### [Requirement]
Below are the records; copy each line in them that holds the word "infection".

(Stored items)

• • • • •

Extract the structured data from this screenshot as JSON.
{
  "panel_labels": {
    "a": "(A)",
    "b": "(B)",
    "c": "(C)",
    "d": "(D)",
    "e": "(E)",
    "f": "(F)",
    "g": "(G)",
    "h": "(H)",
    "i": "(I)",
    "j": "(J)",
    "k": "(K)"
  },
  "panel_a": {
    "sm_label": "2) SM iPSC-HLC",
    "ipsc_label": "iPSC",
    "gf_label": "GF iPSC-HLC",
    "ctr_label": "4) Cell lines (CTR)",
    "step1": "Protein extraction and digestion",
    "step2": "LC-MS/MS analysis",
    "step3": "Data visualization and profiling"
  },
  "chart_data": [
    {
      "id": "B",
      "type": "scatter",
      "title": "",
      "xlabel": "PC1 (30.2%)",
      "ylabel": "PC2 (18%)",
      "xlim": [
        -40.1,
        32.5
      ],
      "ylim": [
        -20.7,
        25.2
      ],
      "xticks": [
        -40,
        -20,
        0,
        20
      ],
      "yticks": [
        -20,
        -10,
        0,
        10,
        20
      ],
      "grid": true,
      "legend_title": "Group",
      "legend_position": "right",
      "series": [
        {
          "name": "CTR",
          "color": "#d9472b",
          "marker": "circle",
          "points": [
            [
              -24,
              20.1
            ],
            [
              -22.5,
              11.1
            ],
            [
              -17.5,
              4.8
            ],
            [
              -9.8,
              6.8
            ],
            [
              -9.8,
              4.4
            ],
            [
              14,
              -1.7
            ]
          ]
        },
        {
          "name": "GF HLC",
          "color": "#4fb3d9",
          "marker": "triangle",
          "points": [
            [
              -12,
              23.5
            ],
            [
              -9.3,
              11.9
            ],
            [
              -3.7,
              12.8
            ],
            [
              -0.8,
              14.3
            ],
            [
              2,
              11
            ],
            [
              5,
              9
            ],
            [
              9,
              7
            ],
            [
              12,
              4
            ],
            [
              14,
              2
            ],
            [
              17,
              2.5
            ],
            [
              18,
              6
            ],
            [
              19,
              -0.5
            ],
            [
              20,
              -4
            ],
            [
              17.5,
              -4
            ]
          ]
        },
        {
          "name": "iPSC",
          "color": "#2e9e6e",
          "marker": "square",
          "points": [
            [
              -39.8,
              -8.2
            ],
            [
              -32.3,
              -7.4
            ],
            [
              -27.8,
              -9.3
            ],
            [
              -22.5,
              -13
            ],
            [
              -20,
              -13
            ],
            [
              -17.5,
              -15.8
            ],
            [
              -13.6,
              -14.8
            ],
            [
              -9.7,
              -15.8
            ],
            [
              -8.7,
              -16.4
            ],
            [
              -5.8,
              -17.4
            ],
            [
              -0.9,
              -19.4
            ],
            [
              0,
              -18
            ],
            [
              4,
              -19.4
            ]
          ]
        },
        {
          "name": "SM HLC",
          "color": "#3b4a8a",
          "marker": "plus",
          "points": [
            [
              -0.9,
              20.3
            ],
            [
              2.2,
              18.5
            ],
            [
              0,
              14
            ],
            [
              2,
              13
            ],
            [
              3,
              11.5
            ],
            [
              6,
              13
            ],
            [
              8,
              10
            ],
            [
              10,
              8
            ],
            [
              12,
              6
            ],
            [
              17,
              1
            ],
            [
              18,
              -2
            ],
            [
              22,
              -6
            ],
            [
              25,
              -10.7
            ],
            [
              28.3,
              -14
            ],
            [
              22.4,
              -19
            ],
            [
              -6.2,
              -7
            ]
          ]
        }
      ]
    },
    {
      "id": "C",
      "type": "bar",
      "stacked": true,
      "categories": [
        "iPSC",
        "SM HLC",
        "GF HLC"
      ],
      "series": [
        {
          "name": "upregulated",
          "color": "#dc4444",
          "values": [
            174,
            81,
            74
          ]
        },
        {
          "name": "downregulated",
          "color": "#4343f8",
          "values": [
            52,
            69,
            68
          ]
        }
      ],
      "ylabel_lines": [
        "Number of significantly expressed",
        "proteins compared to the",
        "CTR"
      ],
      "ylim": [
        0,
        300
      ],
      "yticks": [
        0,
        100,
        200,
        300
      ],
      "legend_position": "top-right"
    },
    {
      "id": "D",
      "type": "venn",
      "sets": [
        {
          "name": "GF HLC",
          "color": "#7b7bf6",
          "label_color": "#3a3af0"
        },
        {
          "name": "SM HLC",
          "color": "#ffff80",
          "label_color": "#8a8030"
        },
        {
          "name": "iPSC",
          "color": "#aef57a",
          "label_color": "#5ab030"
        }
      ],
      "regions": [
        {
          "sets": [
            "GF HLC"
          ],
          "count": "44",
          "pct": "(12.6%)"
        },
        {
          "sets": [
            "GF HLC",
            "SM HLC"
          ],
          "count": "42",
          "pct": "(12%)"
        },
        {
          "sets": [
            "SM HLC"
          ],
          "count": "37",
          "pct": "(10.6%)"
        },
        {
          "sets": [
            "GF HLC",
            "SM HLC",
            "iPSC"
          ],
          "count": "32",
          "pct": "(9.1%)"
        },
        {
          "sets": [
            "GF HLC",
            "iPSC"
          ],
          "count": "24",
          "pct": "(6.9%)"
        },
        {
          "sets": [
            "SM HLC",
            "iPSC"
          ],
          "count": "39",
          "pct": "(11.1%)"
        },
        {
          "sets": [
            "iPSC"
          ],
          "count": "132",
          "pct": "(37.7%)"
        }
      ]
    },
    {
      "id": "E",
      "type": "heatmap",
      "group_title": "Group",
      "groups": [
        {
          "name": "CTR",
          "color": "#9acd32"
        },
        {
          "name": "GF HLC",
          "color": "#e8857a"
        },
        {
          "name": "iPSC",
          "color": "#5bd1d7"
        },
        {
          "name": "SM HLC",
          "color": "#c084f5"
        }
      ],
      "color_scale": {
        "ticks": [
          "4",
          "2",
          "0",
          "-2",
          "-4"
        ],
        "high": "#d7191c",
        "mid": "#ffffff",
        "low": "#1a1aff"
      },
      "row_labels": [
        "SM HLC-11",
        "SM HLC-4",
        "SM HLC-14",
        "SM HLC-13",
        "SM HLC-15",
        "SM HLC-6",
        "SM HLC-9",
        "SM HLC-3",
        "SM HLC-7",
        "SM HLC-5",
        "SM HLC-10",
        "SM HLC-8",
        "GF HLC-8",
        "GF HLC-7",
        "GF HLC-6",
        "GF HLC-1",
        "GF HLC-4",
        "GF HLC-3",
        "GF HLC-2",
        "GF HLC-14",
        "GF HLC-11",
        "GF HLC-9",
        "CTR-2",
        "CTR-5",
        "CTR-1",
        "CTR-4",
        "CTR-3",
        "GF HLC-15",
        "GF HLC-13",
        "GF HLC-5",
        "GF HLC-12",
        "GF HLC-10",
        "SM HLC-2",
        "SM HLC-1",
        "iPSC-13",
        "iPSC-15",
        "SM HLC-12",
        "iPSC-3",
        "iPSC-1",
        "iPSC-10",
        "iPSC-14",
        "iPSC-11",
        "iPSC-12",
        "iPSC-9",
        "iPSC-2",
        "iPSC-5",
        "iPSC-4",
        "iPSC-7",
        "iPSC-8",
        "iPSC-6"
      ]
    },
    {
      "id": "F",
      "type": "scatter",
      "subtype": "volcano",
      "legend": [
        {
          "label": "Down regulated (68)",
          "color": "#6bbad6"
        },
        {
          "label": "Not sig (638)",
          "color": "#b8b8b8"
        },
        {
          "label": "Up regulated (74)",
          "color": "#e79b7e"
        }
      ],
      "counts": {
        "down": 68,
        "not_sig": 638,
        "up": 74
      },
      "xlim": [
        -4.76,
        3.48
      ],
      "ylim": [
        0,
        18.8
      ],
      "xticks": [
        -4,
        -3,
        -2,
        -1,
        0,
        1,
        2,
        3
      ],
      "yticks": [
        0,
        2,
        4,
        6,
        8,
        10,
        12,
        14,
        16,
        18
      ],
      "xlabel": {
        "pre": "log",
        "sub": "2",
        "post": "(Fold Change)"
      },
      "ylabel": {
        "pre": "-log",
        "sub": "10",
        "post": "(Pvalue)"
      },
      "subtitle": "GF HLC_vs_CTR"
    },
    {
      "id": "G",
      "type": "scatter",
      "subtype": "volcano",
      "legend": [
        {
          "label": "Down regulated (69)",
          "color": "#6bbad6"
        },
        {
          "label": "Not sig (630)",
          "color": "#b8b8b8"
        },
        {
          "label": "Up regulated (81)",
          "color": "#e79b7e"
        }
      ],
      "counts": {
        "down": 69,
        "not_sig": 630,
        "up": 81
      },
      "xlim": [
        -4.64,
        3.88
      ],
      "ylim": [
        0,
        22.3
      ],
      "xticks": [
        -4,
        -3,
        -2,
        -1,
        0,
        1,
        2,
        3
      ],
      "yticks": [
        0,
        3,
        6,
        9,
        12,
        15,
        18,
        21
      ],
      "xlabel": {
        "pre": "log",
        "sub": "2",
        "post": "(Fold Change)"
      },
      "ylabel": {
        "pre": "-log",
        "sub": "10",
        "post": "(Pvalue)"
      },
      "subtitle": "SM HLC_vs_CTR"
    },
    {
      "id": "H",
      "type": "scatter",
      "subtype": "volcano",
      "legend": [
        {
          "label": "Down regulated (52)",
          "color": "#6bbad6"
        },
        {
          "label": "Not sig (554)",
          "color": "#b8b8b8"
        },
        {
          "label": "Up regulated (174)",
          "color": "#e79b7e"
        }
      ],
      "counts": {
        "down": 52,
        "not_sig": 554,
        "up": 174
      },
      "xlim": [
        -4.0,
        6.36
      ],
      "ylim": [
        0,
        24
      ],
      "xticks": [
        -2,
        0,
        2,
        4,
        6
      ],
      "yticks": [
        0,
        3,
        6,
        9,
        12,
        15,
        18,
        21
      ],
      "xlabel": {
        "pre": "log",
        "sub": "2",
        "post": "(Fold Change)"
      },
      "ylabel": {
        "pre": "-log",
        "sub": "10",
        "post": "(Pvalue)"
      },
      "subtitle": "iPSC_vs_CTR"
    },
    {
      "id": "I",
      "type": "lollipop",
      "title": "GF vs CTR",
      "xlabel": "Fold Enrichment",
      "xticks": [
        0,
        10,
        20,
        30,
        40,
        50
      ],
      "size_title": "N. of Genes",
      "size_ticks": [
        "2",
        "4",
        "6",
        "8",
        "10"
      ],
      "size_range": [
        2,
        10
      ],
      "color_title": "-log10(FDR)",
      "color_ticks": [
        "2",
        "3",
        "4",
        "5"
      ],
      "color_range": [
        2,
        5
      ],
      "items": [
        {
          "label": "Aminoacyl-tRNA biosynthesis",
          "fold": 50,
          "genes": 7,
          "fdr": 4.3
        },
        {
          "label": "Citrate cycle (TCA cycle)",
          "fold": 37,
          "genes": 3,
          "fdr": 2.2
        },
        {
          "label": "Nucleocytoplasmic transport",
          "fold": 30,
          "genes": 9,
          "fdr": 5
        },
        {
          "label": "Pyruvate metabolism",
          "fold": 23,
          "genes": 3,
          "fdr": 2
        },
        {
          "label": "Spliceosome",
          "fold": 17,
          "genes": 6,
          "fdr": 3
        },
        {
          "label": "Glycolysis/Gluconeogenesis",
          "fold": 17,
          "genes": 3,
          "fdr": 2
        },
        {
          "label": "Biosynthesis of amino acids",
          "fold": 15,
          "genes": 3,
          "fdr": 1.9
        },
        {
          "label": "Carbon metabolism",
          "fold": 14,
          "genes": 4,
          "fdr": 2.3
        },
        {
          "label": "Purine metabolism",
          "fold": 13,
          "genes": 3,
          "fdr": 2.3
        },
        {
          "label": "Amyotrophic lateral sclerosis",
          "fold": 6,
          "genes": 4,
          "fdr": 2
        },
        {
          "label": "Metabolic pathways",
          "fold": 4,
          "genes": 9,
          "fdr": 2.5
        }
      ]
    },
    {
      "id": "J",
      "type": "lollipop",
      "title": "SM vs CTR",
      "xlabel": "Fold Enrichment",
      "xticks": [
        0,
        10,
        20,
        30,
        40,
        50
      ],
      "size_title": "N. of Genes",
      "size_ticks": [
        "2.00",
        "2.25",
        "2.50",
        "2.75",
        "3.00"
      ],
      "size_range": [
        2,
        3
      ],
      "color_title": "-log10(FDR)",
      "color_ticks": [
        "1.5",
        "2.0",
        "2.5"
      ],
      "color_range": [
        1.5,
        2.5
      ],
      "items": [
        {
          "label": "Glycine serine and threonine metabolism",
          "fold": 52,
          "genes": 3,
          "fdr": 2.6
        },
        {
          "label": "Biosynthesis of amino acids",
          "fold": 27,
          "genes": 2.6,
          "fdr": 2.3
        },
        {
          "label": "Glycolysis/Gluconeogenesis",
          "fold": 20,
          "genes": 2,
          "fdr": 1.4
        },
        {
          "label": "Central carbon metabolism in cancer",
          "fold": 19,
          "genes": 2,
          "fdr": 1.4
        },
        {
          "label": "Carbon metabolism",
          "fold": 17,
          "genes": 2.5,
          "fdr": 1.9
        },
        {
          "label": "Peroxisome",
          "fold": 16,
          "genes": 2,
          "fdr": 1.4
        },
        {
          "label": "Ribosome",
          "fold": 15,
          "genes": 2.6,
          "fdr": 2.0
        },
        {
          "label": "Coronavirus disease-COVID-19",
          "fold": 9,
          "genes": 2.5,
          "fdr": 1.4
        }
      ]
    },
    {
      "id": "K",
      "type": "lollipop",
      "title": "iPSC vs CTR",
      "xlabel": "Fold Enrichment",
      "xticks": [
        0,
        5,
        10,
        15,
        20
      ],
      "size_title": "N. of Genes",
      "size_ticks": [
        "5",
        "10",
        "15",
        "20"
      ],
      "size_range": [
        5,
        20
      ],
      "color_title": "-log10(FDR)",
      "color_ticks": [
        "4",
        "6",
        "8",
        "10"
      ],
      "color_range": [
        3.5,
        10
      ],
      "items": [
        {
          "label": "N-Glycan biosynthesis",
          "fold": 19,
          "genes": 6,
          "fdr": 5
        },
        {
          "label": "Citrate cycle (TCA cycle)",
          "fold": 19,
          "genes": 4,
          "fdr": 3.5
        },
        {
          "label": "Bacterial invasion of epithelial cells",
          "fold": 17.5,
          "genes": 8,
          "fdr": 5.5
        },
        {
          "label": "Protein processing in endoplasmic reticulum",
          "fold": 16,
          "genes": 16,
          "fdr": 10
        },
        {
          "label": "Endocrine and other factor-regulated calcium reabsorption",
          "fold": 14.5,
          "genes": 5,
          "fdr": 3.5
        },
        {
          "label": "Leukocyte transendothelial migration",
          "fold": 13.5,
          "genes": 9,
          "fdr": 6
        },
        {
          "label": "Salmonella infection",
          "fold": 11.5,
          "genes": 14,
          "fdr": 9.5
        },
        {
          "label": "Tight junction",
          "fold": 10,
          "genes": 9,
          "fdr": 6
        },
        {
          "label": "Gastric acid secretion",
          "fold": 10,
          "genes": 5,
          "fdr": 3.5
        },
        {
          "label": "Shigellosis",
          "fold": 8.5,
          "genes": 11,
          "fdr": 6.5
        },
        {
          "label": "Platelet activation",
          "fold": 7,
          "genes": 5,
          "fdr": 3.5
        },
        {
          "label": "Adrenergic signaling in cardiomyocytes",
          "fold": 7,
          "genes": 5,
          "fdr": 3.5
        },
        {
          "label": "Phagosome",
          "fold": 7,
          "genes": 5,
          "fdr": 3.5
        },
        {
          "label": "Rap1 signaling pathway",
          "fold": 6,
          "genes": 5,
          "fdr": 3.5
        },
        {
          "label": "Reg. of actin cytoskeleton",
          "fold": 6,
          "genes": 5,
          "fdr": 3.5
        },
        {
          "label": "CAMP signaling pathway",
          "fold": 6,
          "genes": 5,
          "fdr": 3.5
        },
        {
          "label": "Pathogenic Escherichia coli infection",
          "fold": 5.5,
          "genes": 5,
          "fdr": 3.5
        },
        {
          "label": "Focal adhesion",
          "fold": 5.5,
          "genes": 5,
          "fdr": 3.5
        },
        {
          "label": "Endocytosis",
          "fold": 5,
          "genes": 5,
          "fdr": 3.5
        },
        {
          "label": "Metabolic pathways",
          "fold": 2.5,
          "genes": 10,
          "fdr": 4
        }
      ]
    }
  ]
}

• • • • •

### [Answer space]
          "label": "Salmonella infection",
          "label": "Pathogenic Escherichia coli infection",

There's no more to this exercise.